▶ **Görev metni**
Aşağıdaki öğelerin tümünü, tek bir karakterini bile değiştirmeden, satır satır yazdırın.

++++++++++++++++++++

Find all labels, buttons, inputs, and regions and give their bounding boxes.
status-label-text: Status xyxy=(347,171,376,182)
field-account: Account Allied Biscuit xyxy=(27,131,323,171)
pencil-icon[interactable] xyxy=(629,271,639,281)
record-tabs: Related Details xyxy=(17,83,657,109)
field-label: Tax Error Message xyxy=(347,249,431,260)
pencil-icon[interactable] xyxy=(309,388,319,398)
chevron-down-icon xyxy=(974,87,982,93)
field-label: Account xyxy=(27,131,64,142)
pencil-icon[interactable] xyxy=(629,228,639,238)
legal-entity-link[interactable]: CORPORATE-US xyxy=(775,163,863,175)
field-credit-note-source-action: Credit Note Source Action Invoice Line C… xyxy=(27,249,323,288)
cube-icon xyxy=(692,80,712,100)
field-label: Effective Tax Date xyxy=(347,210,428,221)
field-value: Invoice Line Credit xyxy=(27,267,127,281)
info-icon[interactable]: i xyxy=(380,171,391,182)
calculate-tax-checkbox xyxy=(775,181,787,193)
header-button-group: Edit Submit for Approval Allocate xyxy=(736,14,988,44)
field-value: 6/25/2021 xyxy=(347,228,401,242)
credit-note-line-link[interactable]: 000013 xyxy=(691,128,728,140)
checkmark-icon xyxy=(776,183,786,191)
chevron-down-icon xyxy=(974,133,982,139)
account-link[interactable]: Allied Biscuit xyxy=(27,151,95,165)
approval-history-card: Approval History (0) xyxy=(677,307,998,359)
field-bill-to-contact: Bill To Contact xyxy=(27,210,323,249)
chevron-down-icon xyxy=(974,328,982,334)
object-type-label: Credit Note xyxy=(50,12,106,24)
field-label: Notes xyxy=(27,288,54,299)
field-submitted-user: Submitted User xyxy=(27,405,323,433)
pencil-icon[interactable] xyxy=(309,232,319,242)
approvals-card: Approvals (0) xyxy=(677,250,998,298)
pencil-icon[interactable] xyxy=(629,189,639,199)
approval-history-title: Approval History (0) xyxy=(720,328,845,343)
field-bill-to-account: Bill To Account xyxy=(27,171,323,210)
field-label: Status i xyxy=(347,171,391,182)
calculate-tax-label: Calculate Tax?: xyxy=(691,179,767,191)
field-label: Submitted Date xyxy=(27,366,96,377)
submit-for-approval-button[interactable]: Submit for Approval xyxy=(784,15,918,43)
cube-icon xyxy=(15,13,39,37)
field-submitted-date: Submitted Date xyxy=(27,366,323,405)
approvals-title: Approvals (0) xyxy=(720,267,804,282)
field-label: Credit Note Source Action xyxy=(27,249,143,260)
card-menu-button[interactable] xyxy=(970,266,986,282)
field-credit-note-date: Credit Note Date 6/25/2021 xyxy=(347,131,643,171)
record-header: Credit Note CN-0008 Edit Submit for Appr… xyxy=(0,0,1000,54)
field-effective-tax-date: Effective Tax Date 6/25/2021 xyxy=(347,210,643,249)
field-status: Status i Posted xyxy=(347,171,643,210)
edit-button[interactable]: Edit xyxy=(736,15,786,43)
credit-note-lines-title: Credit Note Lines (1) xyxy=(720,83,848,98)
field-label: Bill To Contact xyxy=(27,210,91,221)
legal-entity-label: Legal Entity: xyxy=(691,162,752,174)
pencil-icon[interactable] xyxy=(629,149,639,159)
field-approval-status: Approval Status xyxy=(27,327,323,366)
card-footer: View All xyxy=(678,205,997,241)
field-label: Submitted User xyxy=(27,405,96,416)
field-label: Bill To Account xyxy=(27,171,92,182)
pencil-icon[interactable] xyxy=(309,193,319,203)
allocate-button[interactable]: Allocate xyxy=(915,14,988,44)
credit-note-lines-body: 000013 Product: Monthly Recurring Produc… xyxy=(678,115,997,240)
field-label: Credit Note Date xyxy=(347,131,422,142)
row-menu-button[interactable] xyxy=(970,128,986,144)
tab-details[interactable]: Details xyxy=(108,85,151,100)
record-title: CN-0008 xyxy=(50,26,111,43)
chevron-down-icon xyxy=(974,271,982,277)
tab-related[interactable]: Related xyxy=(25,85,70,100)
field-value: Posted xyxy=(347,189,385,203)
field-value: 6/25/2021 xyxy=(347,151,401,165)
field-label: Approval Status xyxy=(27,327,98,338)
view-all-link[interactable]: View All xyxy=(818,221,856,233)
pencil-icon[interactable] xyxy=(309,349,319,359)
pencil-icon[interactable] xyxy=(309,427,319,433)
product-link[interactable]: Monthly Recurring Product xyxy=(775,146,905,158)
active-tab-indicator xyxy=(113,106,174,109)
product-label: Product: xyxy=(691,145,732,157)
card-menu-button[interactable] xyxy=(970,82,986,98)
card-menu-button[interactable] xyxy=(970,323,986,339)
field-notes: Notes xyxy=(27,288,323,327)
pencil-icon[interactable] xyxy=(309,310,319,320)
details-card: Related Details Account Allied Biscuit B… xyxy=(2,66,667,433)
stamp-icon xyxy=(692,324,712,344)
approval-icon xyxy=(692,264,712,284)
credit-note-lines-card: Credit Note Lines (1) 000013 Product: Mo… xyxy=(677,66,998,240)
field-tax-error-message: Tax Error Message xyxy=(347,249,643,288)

++++++++++++++++++++

▶ **Çözüm**
Find all labels, buttons, inputs, and regions and give their bounding boxes.
status-label-text: Status xyxy=(347,171,376,182)
field-account: Account Allied Biscuit xyxy=(27,131,323,171)
pencil-icon[interactable] xyxy=(629,271,639,281)
record-tabs: Related Details xyxy=(17,83,657,109)
field-label: Tax Error Message xyxy=(347,249,431,260)
pencil-icon[interactable] xyxy=(309,388,319,398)
chevron-down-icon xyxy=(974,87,982,93)
field-label: Account xyxy=(27,131,64,142)
pencil-icon[interactable] xyxy=(629,228,639,238)
legal-entity-link[interactable]: CORPORATE-US xyxy=(775,163,863,175)
field-credit-note-source-action: Credit Note Source Action Invoice Line C… xyxy=(27,249,323,288)
cube-icon xyxy=(692,80,712,100)
field-label: Effective Tax Date xyxy=(347,210,428,221)
field-value: Invoice Line Credit xyxy=(27,267,127,281)
info-icon[interactable]: i xyxy=(380,171,391,182)
calculate-tax-checkbox xyxy=(775,181,787,193)
header-button-group: Edit Submit for Approval Allocate xyxy=(736,14,988,44)
field-value: 6/25/2021 xyxy=(347,228,401,242)
credit-note-line-link[interactable]: 000013 xyxy=(691,128,728,140)
checkmark-icon xyxy=(776,183,786,191)
chevron-down-icon xyxy=(974,133,982,139)
account-link[interactable]: Allied Biscuit xyxy=(27,151,95,165)
approval-history-card: Approval History (0) xyxy=(677,307,998,359)
field-bill-to-contact: Bill To Contact xyxy=(27,210,323,249)
chevron-down-icon xyxy=(974,328,982,334)
object-type-label: Credit Note xyxy=(50,12,106,24)
field-label: Notes xyxy=(27,288,54,299)
field-submitted-user: Submitted User xyxy=(27,405,323,433)
pencil-icon[interactable] xyxy=(309,232,319,242)
approvals-card: Approvals (0) xyxy=(677,250,998,298)
pencil-icon[interactable] xyxy=(629,189,639,199)
approval-history-title: Approval History (0) xyxy=(720,328,845,343)
field-bill-to-account: Bill To Account xyxy=(27,171,323,210)
field-label: Status i xyxy=(347,171,391,182)
calculate-tax-label: Calculate Tax?: xyxy=(691,179,767,191)
field-label: Submitted Date xyxy=(27,366,96,377)
submit-for-approval-button[interactable]: Submit for Approval xyxy=(784,15,918,43)
cube-icon xyxy=(15,13,39,37)
field-submitted-date: Submitted Date xyxy=(27,366,323,405)
approvals-title: Approvals (0) xyxy=(720,267,804,282)
field-label: Credit Note Source Action xyxy=(27,249,143,260)
card-menu-button[interactable] xyxy=(970,266,986,282)
field-credit-note-date: Credit Note Date 6/25/2021 xyxy=(347,131,643,171)
record-header: Credit Note CN-0008 Edit Submit for Appr… xyxy=(0,0,1000,54)
field-effective-tax-date: Effective Tax Date 6/25/2021 xyxy=(347,210,643,249)
field-status: Status i Posted xyxy=(347,171,643,210)
edit-button[interactable]: Edit xyxy=(736,15,786,43)
credit-note-lines-title: Credit Note Lines (1) xyxy=(720,83,848,98)
field-label: Bill To Contact xyxy=(27,210,91,221)
legal-entity-label: Legal Entity: xyxy=(691,162,752,174)
pencil-icon[interactable] xyxy=(629,149,639,159)
field-approval-status: Approval Status xyxy=(27,327,323,366)
card-footer: View All xyxy=(678,205,997,241)
field-label: Submitted User xyxy=(27,405,96,416)
field-label: Bill To Account xyxy=(27,171,92,182)
pencil-icon[interactable] xyxy=(309,193,319,203)
allocate-button[interactable]: Allocate xyxy=(915,14,988,44)
credit-note-lines-body: 000013 Product: Monthly Recurring Produc… xyxy=(678,115,997,240)
field-label: Credit Note Date xyxy=(347,131,422,142)
row-menu-button[interactable] xyxy=(970,128,986,144)
tab-details[interactable]: Details xyxy=(108,85,151,100)
record-title: CN-0008 xyxy=(50,26,111,43)
chevron-down-icon xyxy=(974,271,982,277)
tab-related[interactable]: Related xyxy=(25,85,70,100)
field-value: Posted xyxy=(347,189,385,203)
field-value: 6/25/2021 xyxy=(347,151,401,165)
field-label: Approval Status xyxy=(27,327,98,338)
view-all-link[interactable]: View All xyxy=(818,221,856,233)
pencil-icon[interactable] xyxy=(309,349,319,359)
pencil-icon[interactable] xyxy=(309,427,319,433)
product-link[interactable]: Monthly Recurring Product xyxy=(775,146,905,158)
active-tab-indicator xyxy=(113,106,174,109)
product-label: Product: xyxy=(691,145,732,157)
card-menu-button[interactable] xyxy=(970,82,986,98)
card-menu-button[interactable] xyxy=(970,323,986,339)
field-notes: Notes xyxy=(27,288,323,327)
pencil-icon[interactable] xyxy=(309,310,319,320)
details-card: Related Details Account Allied Biscuit B… xyxy=(2,66,667,433)
stamp-icon xyxy=(692,324,712,344)
approval-icon xyxy=(692,264,712,284)
credit-note-lines-card: Credit Note Lines (1) 000013 Product: Mo… xyxy=(677,66,998,240)
field-tax-error-message: Tax Error Message xyxy=(347,249,643,288)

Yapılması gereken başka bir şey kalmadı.